--- Materials provided ---

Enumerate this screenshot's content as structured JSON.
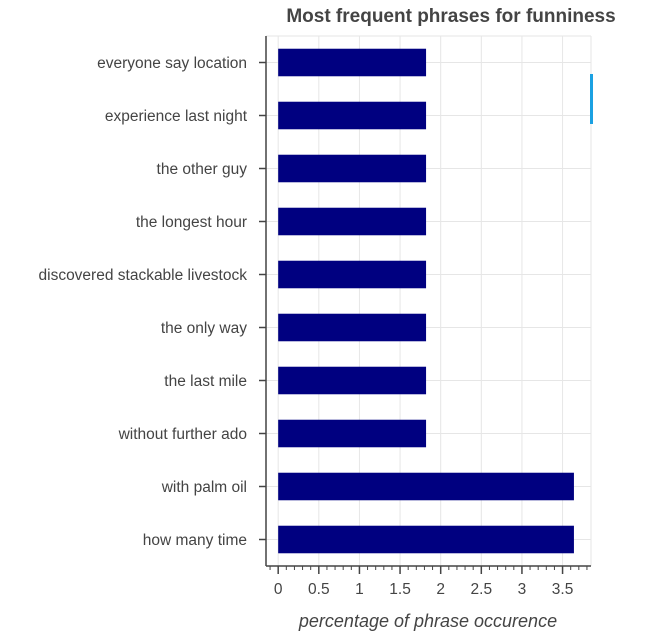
{
  "chart_data": {
    "type": "bar",
    "orientation": "horizontal",
    "title": "Most frequent phrases for funniness",
    "xlabel": "percentage of phrase occurence",
    "ylabel": "",
    "categories": [
      "everyone say location",
      "experience last night",
      "the other guy",
      "the longest hour",
      "discovered stackable livestock",
      "the only way",
      "the last mile",
      "without further ado",
      "with palm oil",
      "how many time"
    ],
    "values": [
      1.82,
      1.82,
      1.82,
      1.82,
      1.82,
      1.82,
      1.82,
      1.82,
      3.64,
      3.64
    ],
    "xlim": [
      -0.15,
      3.85
    ],
    "x_ticks": [
      0,
      0.5,
      1,
      1.5,
      2,
      2.5,
      3,
      3.5
    ],
    "x_tick_labels": [
      "0",
      "0.5",
      "1",
      "1.5",
      "2",
      "2.5",
      "3",
      "3.5"
    ],
    "bar_color": "#000080",
    "grid": true,
    "grid_color": "#e6e6e6",
    "accent_color": "#1ba1e2"
  }
}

---

Quote the listing above in full, except for the pictures.

Enumerate this screenshot's content as structured JSON.
{
  "chart_data": {
    "type": "bar",
    "orientation": "horizontal",
    "title": "Most frequent phrases for funniness",
    "xlabel": "percentage of phrase occurence",
    "ylabel": "",
    "categories": [
      "everyone say location",
      "experience last night",
      "the other guy",
      "the longest hour",
      "discovered stackable livestock",
      "the only way",
      "the last mile",
      "without further ado",
      "with palm oil",
      "how many time"
    ],
    "values": [
      1.82,
      1.82,
      1.82,
      1.82,
      1.82,
      1.82,
      1.82,
      1.82,
      3.64,
      3.64
    ],
    "xlim": [
      -0.15,
      3.85
    ],
    "x_ticks": [
      0,
      0.5,
      1,
      1.5,
      2,
      2.5,
      3,
      3.5
    ],
    "x_tick_labels": [
      "0",
      "0.5",
      "1",
      "1.5",
      "2",
      "2.5",
      "3",
      "3.5"
    ],
    "bar_color": "#000080",
    "grid": true,
    "grid_color": "#e6e6e6",
    "accent_color": "#1ba1e2"
  }
}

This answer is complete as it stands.